= Task =
Search the listing below for the word "thought" and copy each line that holds it.

= The data =
------------------------------------------------------------
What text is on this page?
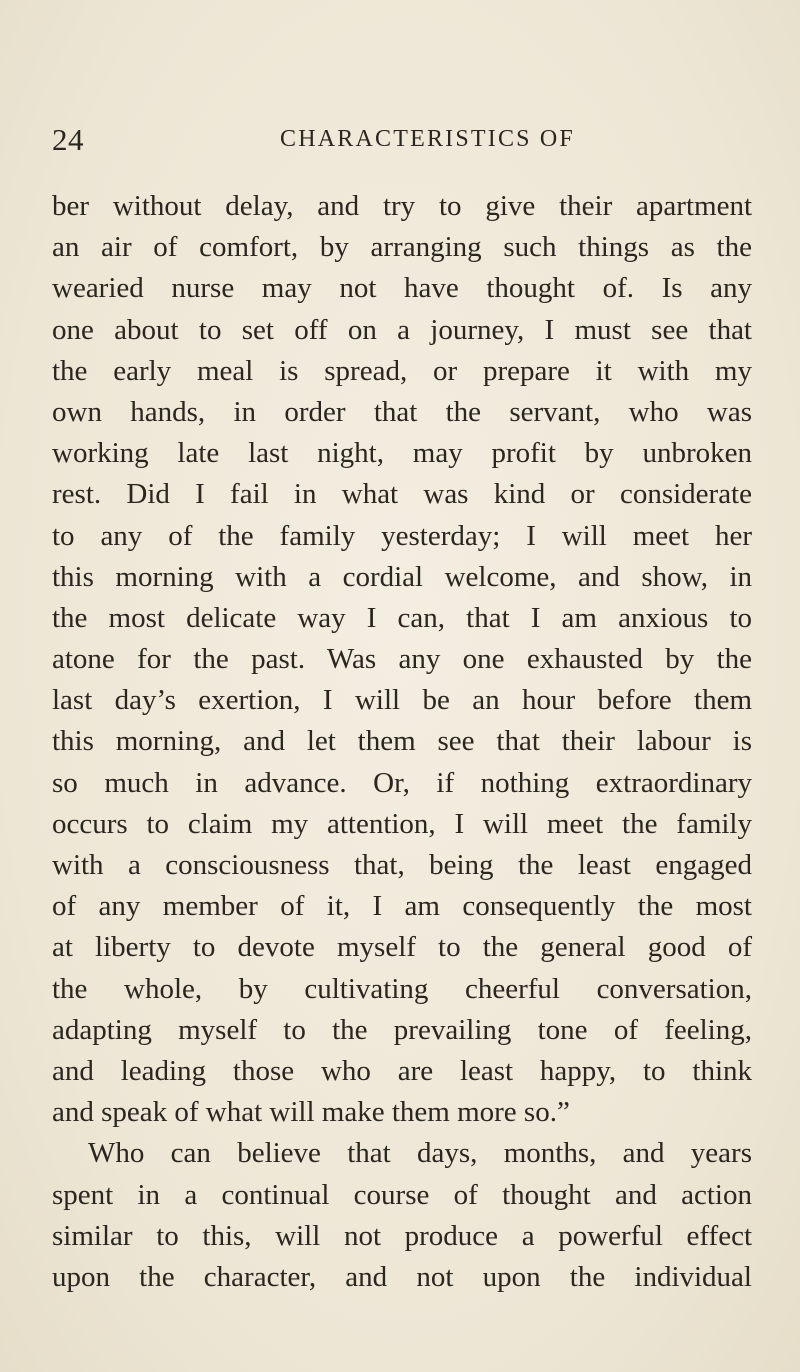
24	CHARACTERISTICS OF
ber without delay, and try to give their apartment
an air of comfort, by arranging such things as the
wearied nurse may not have thought of. Is any
one about to set off on a journey, I must see that
the early meal is spread, or prepare it with my
own hands, in order that the servant, who was
working late last night, may profit by unbroken
rest. Did I fail in what was kind or considerate
to any of the family yesterday; I will meet her
this morning with a cordial welcome, and show, in
the most delicate way I can, that I am anxious to
atone for the past. Was any one exhausted by the
last day’s exertion, I will be an hour before them
this morning, and let them see that their labour is
so much in advance. Or, if nothing extraordinary
occurs to claim my attention, I will meet the family
with a consciousness that, being the least engaged
of any member of it, I am consequently the most
at liberty to devote myself to the general good of
the whole, by cultivating cheerful conversation,
adapting myself to the prevailing tone of feeling,
and leading those who are least happy, to think
and speak of what will make them more so.”
Who can believe that days, months, and years
spent in a continual course of thought and action
similar to this, will not produce a powerful effect
upon the character, and not upon the individual
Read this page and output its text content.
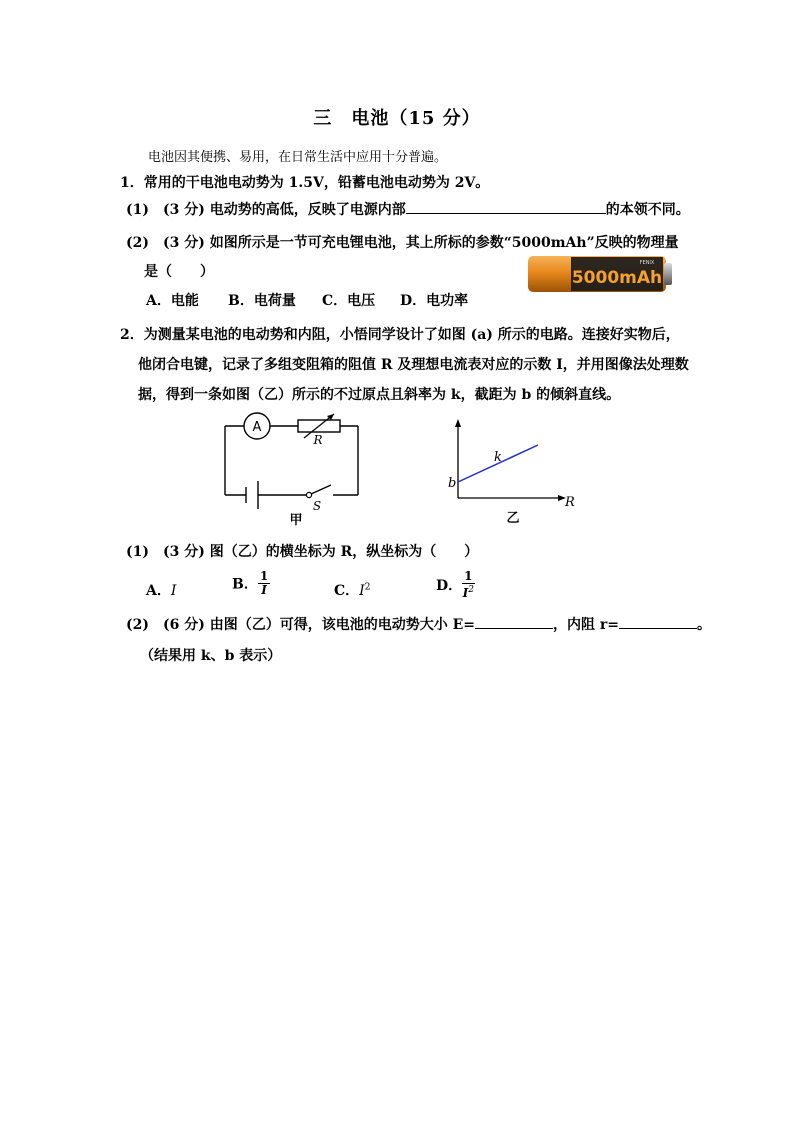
三　电池（15 分）
电池因其便携、易用，在日常生活中应用十分普遍。
1．常用的干电池电动势为 1.5V，铅蓄电池电动势为 2V。
(1)　(3 分) 电动势的高低，反映了电源内部	的本领不同。
(2)　(3 分) 如图所示是一节可充电锂电池，其上所标的参数“5000mAh”反映的物理量
是（　　）	5000mAh
FENIX
A．电能 B．电荷量 C．电压 D．电功率
2．为测量某电池的电动势和内阻，小悟同学设计了如图 (a) 所示的电路。连接好实物后，
他闭合电键，记录了多组变阻箱的阻值 R 及理想电流表对应的示数 I，并用图像法处理数
据，得到一条如图（乙）所示的不过原点且斜率为 k，截距为 b 的倾斜直线。
A
R
S
甲
k
b
R
乙
(1)　(3 分) 图（乙）的横坐标为 R，纵坐标为（　　）
A．I	B． $\frac{1}{I}$	C．$I^2$	D． $\frac{1}{I^2}$
(2)　(6 分) 由图（乙）可得，该电池的电动势大小 E=	，内阻 r=	。
（结果用 k、b 表示）
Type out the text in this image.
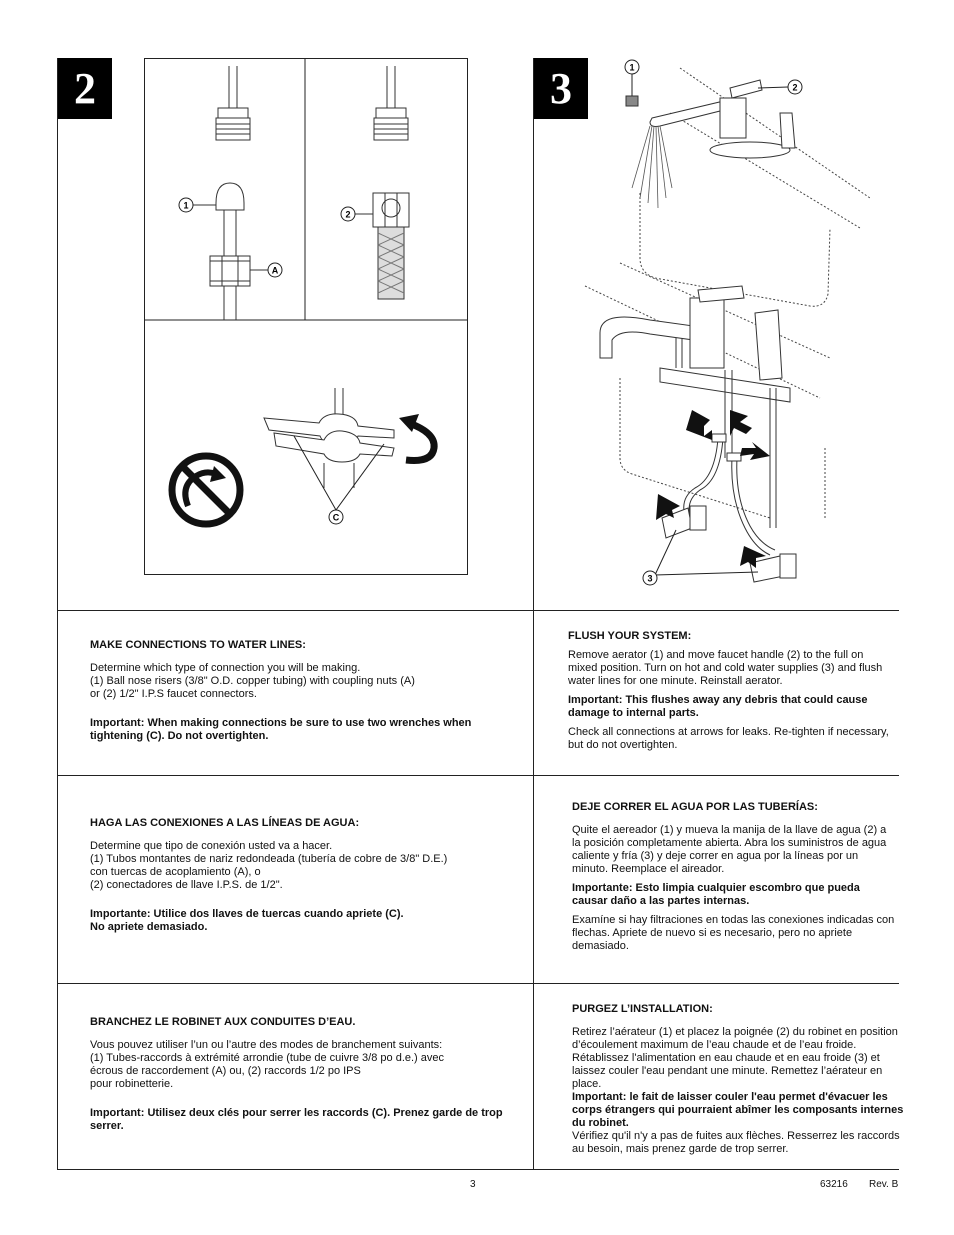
2	3
1
A
2
C
1
2
3
MAKE CONNECTIONS TO WATER LINES:

Determine which type of connection you will be making.

(1) Ball nose risers (3/8" O.D. copper tubing) with coupling nuts (A)

or (2) 1/2" I.P.S faucet connectors.

Important: When making connections be sure to use two wrenches when tightening (C). Do not overtighten.

FLUSH YOUR SYSTEM:

Remove aerator (1) and move faucet handle (2) to the full on mixed position. Turn on hot and cold water supplies (3) and flush water lines for one minute. Reinstall aerator.

Important: This flushes away any debris that could cause damage to internal parts.

Check all connections at arrows for leaks. Re-tighten if necessary, but do not overtighten.

HAGA LAS CONEXIONES A LAS LÍNEAS DE AGUA:

Determine que tipo de conexión usted va a hacer.

(1) Tubos montantes de nariz redondeada (tubería de cobre de 3/8" D.E.)

con tuercas de acoplamiento (A), o

(2) conectadores de llave I.P.S. de 1/2".

Importante: Utilice dos llaves de tuercas cuando apriete (C).

No apriete demasiado.

DEJE CORRER EL AGUA POR LAS TUBERÍAS:

Quite el aereador (1) y mueva la manija de la llave de agua (2) a la posición completamente abierta. Abra los suministros de agua caliente y fría (3) y deje correr en agua por la líneas por un minuto. Reemplace el aireador.

Importante: Esto limpia cualquier escombro que pueda causar daño a las partes internas.

Examíne si hay filtraciones en todas las conexiones indicadas con flechas. Apriete de nuevo si es necesario, pero no apriete demasiado.

BRANCHEZ LE ROBINET AUX CONDUITES D’EAU.

Vous pouvez utiliser l’un ou l’autre des modes de branchement suivants:

(1) Tubes-raccords à extrémité arrondie (tube de cuivre 3/8 po d.e.) avec

écrous de raccordement (A) ou, (2) raccords 1/2 po IPS

pour robinetterie.

Important: Utilisez deux clés pour serrer les raccords (C). Prenez garde de trop serrer.

PURGEZ L’INSTALLATION:

Retirez l’aérateur (1) et placez la poignée (2) du robinet en position d’écoulement maximum de l’eau chaude et de l’eau froide. Rétablissez l'alimentation en eau chaude et en eau froide (3) et laissez couler l'eau pendant une minute. Remettez l’aérateur en place.

Important: le fait de laisser couler l'eau permet d'évacuer les corps étrangers qui pourraient abîmer les composants internes du robinet.

Vérifiez qu'il n'y a pas de fuites aux flèches. Resserrez les raccords au besoin, mais prenez garde de trop serrer.

3	63216 Rev. B
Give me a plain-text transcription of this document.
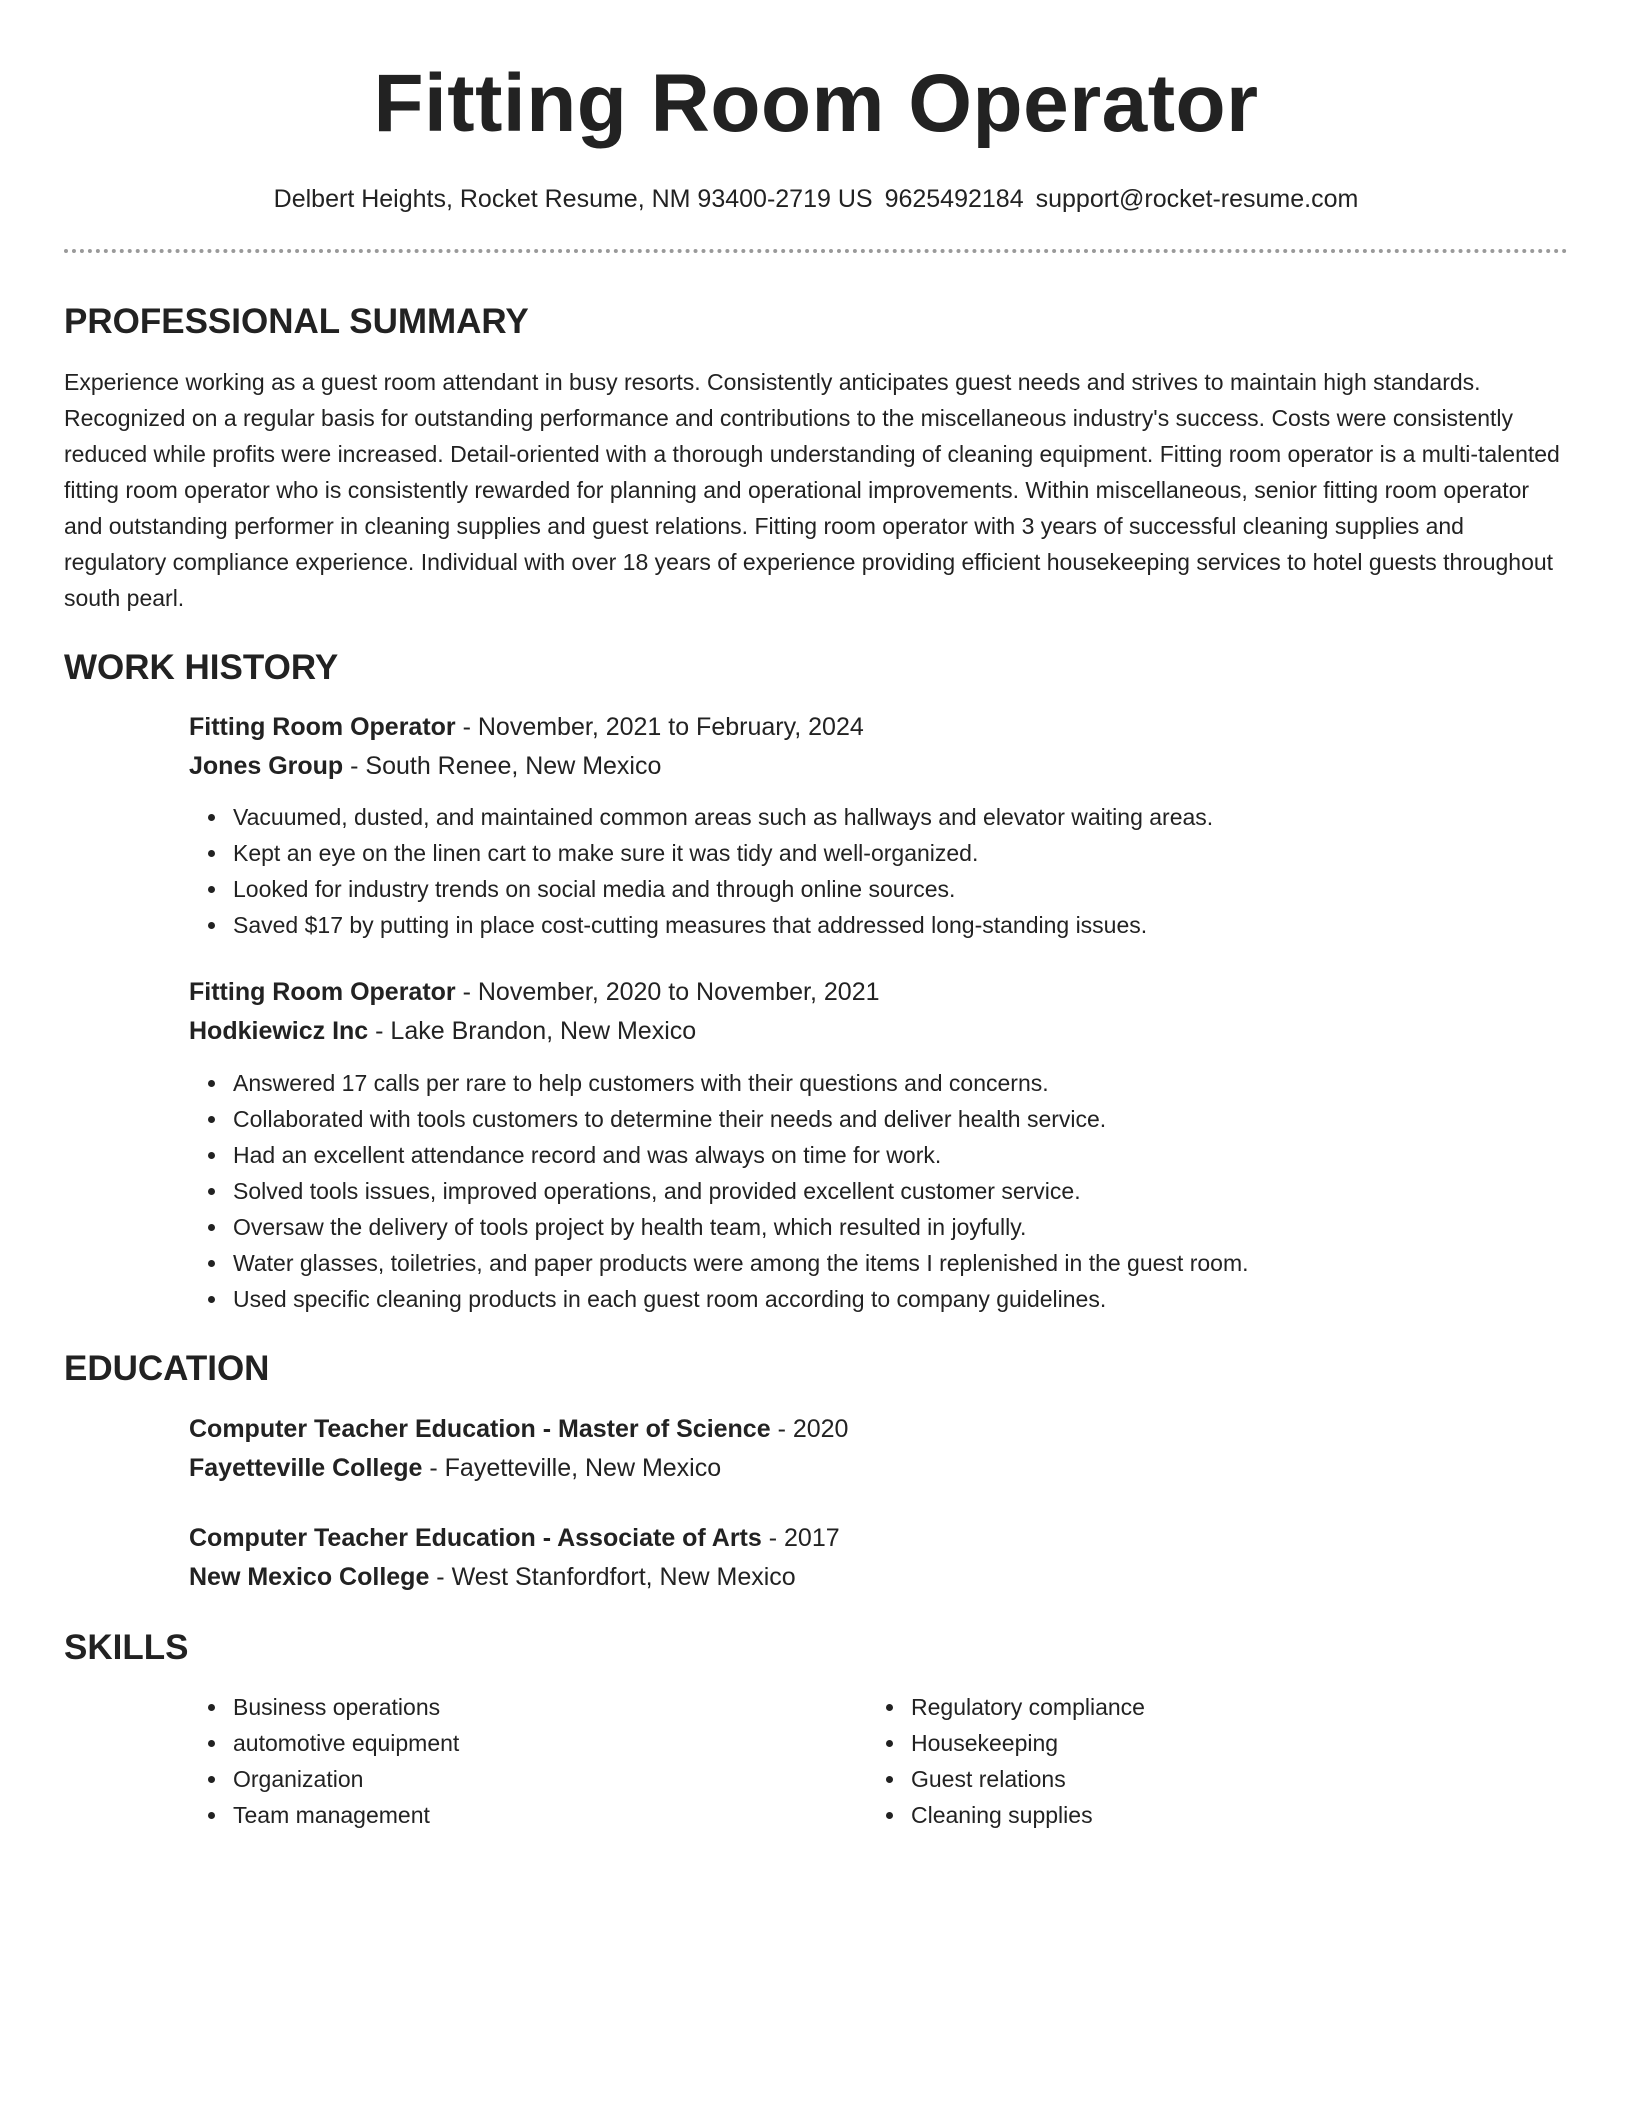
Fitting Room Operator
Delbert Heights, Rocket Resume, NM 93400-2719 US 9625492184 support@rocket-resume.com
PROFESSIONAL SUMMARY

Experience working as a guest room attendant in busy resorts. Consistently anticipates guest needs and strives to maintain high standards. Recognized on a regular basis for outstanding performance and contributions to the miscellaneous industry's success. Costs were consistently reduced while profits were increased. Detail-oriented with a thorough understanding of cleaning equipment. Fitting room operator is a multi-talented fitting room operator who is consistently rewarded for planning and operational improvements. Within miscellaneous, senior fitting room operator and outstanding performer in cleaning supplies and guest relations. Fitting room operator with 3 years of successful cleaning supplies and regulatory compliance experience. Individual with over 18 years of experience providing efficient housekeeping services to hotel guests throughout south pearl.

WORK HISTORY

Fitting Room Operator - November, 2021 to February, 2024

Jones Group - South Renee, New Mexico

Vacuumed, dusted, and maintained common areas such as hallways and elevator waiting areas.
Kept an eye on the linen cart to make sure it was tidy and well-organized.
Looked for industry trends on social media and through online sources.
Saved $17 by putting in place cost-cutting measures that addressed long-standing issues.

Fitting Room Operator - November, 2020 to November, 2021

Hodkiewicz Inc - Lake Brandon, New Mexico

Answered 17 calls per rare to help customers with their questions and concerns.
Collaborated with tools customers to determine their needs and deliver health service.
Had an excellent attendance record and was always on time for work.
Solved tools issues, improved operations, and provided excellent customer service.
Oversaw the delivery of tools project by health team, which resulted in joyfully.
Water glasses, toiletries, and paper products were among the items I replenished in the guest room.
Used specific cleaning products in each guest room according to company guidelines.
EDUCATION

Computer Teacher Education - Master of Science - 2020

Fayetteville College - Fayetteville, New Mexico

Computer Teacher Education - Associate of Arts - 2017

New Mexico College - West Stanfordfort, New Mexico

SKILLS
Business operations
automotive equipment
Organization
Team management
Regulatory compliance
Housekeeping
Guest relations
Cleaning supplies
------------------------------------------------------------
= The result =
wearied nurse may not have thought of. Is any
spent in a continual course of thought and action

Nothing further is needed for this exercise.